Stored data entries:
begin
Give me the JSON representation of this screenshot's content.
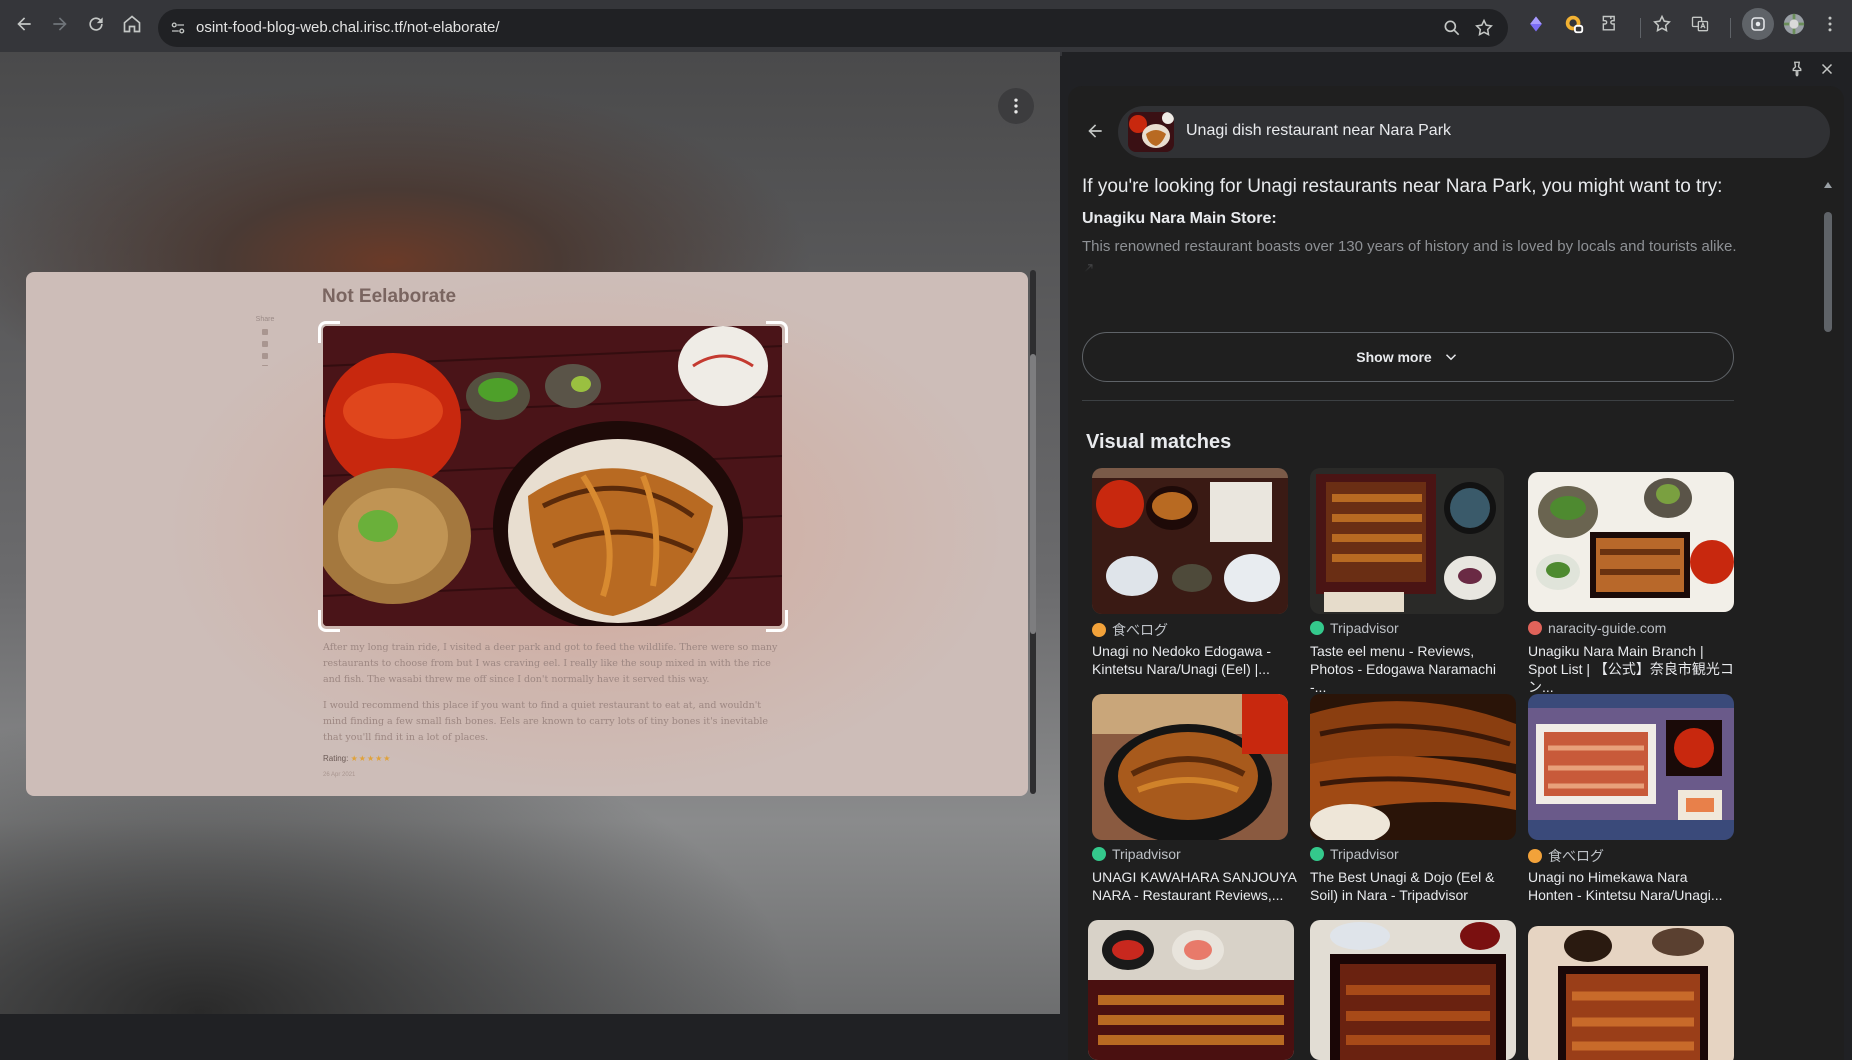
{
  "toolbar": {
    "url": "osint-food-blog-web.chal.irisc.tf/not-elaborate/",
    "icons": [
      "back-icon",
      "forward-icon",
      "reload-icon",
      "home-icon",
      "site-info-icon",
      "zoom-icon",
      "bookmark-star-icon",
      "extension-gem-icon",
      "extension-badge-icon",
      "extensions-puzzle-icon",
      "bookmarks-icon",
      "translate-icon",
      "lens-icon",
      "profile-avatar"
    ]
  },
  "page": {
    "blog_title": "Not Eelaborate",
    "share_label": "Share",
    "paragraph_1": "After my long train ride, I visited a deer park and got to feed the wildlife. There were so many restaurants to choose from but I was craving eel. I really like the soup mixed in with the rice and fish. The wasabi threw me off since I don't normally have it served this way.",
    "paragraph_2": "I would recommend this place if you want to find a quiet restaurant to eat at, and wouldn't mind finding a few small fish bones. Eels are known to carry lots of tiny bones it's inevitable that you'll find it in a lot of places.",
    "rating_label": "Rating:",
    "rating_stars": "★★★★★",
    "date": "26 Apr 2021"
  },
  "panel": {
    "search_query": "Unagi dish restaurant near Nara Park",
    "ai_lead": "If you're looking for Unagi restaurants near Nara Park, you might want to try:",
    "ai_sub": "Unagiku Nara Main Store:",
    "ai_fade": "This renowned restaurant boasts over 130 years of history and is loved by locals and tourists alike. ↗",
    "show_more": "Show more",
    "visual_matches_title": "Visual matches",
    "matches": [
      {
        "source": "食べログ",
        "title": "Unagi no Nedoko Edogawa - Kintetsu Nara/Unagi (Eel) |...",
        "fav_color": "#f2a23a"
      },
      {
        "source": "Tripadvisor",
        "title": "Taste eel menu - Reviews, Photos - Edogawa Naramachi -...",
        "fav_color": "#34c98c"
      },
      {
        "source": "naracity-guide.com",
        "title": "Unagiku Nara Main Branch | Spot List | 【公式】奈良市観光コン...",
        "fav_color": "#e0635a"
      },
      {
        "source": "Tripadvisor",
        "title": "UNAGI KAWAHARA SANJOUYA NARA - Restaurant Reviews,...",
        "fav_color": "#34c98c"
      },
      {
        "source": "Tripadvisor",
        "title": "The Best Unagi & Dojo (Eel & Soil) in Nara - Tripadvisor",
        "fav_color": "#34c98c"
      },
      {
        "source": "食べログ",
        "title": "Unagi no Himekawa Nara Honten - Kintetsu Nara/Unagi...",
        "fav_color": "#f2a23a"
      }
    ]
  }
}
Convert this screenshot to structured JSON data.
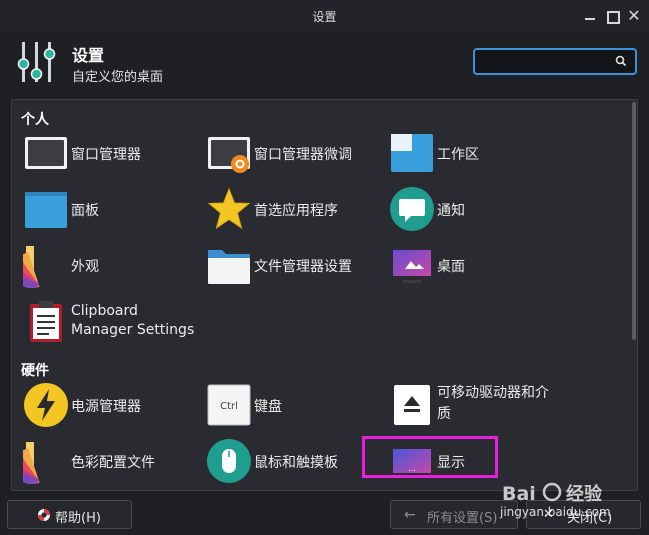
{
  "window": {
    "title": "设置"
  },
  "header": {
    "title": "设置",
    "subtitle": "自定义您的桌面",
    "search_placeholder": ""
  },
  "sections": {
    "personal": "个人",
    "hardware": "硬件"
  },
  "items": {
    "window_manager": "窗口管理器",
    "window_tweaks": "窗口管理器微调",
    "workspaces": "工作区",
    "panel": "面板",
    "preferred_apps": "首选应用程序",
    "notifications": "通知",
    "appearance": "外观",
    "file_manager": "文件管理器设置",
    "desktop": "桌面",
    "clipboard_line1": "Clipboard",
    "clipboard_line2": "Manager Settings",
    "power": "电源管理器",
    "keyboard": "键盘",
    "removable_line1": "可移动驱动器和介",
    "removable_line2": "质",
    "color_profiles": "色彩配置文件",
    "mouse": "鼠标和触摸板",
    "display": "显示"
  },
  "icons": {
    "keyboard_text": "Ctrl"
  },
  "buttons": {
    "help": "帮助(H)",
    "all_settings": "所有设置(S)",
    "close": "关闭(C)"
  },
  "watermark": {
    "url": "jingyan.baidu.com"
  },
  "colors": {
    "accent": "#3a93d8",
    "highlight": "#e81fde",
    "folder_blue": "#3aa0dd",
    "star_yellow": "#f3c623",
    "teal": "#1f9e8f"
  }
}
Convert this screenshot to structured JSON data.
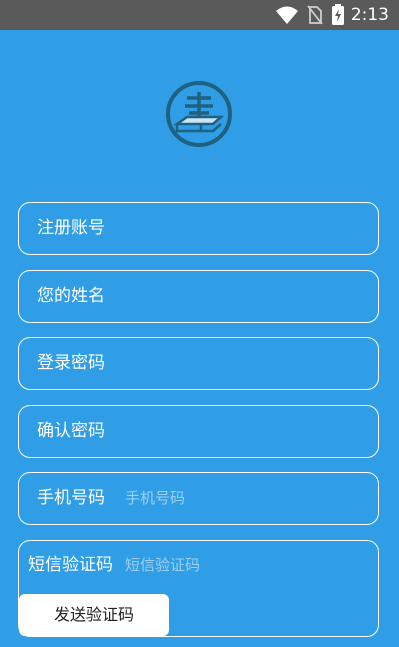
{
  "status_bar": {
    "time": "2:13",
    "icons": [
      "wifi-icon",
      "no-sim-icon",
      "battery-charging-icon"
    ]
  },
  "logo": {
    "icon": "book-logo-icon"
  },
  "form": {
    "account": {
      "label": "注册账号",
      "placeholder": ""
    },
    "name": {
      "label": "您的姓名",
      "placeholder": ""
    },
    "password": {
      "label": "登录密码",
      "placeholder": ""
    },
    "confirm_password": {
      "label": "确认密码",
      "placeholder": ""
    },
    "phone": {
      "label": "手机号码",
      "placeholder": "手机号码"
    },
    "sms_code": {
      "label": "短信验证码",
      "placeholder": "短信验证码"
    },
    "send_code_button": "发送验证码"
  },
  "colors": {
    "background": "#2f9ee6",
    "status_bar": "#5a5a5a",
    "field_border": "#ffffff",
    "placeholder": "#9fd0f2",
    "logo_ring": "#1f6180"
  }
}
end
EXERCISE INSTRUCTIONS: Quote each line of the listing exactly, but leave the pictures out.

RIGHT ANSWER:
Give me the JSON representation of this screenshot's content.
{
  "toolbar": {
    "url": "osint-food-blog-web.chal.irisc.tf/not-elaborate/",
    "icons": [
      "back-icon",
      "forward-icon",
      "reload-icon",
      "home-icon",
      "site-info-icon",
      "zoom-icon",
      "bookmark-star-icon",
      "extension-gem-icon",
      "extension-badge-icon",
      "extensions-puzzle-icon",
      "bookmarks-icon",
      "translate-icon",
      "lens-icon",
      "profile-avatar"
    ]
  },
  "page": {
    "blog_title": "Not Eelaborate",
    "share_label": "Share",
    "paragraph_1": "After my long train ride, I visited a deer park and got to feed the wildlife. There were so many restaurants to choose from but I was craving eel. I really like the soup mixed in with the rice and fish. The wasabi threw me off since I don't normally have it served this way.",
    "paragraph_2": "I would recommend this place if you want to find a quiet restaurant to eat at, and wouldn't mind finding a few small fish bones. Eels are known to carry lots of tiny bones it's inevitable that you'll find it in a lot of places.",
    "rating_label": "Rating:",
    "rating_stars": "★★★★★",
    "date": "26 Apr 2021"
  },
  "panel": {
    "search_query": "Unagi dish restaurant near Nara Park",
    "ai_lead": "If you're looking for Unagi restaurants near Nara Park, you might want to try:",
    "ai_sub": "Unagiku Nara Main Store:",
    "ai_fade": "This renowned restaurant boasts over 130 years of history and is loved by locals and tourists alike. ↗",
    "show_more": "Show more",
    "visual_matches_title": "Visual matches",
    "matches": [
      {
        "source": "食べログ",
        "title": "Unagi no Nedoko Edogawa - Kintetsu Nara/Unagi (Eel) |...",
        "fav_color": "#f2a23a"
      },
      {
        "source": "Tripadvisor",
        "title": "Taste eel menu - Reviews, Photos - Edogawa Naramachi -...",
        "fav_color": "#34c98c"
      },
      {
        "source": "naracity-guide.com",
        "title": "Unagiku Nara Main Branch | Spot List | 【公式】奈良市観光コン...",
        "fav_color": "#e0635a"
      },
      {
        "source": "Tripadvisor",
        "title": "UNAGI KAWAHARA SANJOUYA NARA - Restaurant Reviews,...",
        "fav_color": "#34c98c"
      },
      {
        "source": "Tripadvisor",
        "title": "The Best Unagi & Dojo (Eel & Soil) in Nara - Tripadvisor",
        "fav_color": "#34c98c"
      },
      {
        "source": "食べログ",
        "title": "Unagi no Himekawa Nara Honten - Kintetsu Nara/Unagi...",
        "fav_color": "#f2a23a"
      }
    ]
  }
}
Convert this screenshot to structured JSON data.
{
  "window": {
    "title": "设置"
  },
  "header": {
    "title": "设置",
    "subtitle": "自定义您的桌面",
    "search_placeholder": ""
  },
  "sections": {
    "personal": "个人",
    "hardware": "硬件"
  },
  "items": {
    "window_manager": "窗口管理器",
    "window_tweaks": "窗口管理器微调",
    "workspaces": "工作区",
    "panel": "面板",
    "preferred_apps": "首选应用程序",
    "notifications": "通知",
    "appearance": "外观",
    "file_manager": "文件管理器设置",
    "desktop": "桌面",
    "clipboard_line1": "Clipboard",
    "clipboard_line2": "Manager Settings",
    "power": "电源管理器",
    "keyboard": "键盘",
    "removable_line1": "可移动驱动器和介",
    "removable_line2": "质",
    "color_profiles": "色彩配置文件",
    "mouse": "鼠标和触摸板",
    "display": "显示"
  },
  "icons": {
    "keyboard_text": "Ctrl"
  },
  "buttons": {
    "help": "帮助(H)",
    "all_settings": "所有设置(S)",
    "close": "关闭(C)"
  },
  "watermark": {
    "url": "jingyan.baidu.com"
  },
  "colors": {
    "accent": "#3a93d8",
    "highlight": "#e81fde",
    "folder_blue": "#3aa0dd",
    "star_yellow": "#f3c623",
    "teal": "#1f9e8f"
  }
}
Convert this screenshot to structured JSON data.
{
  "status_bar": {
    "time": "2:13",
    "icons": [
      "wifi-icon",
      "no-sim-icon",
      "battery-charging-icon"
    ]
  },
  "logo": {
    "icon": "book-logo-icon"
  },
  "form": {
    "account": {
      "label": "注册账号",
      "placeholder": ""
    },
    "name": {
      "label": "您的姓名",
      "placeholder": ""
    },
    "password": {
      "label": "登录密码",
      "placeholder": ""
    },
    "confirm_password": {
      "label": "确认密码",
      "placeholder": ""
    },
    "phone": {
      "label": "手机号码",
      "placeholder": "手机号码"
    },
    "sms_code": {
      "label": "短信验证码",
      "placeholder": "短信验证码"
    },
    "send_code_button": "发送验证码"
  },
  "colors": {
    "background": "#2f9ee6",
    "status_bar": "#5a5a5a",
    "field_border": "#ffffff",
    "placeholder": "#9fd0f2",
    "logo_ring": "#1f6180"
  }
}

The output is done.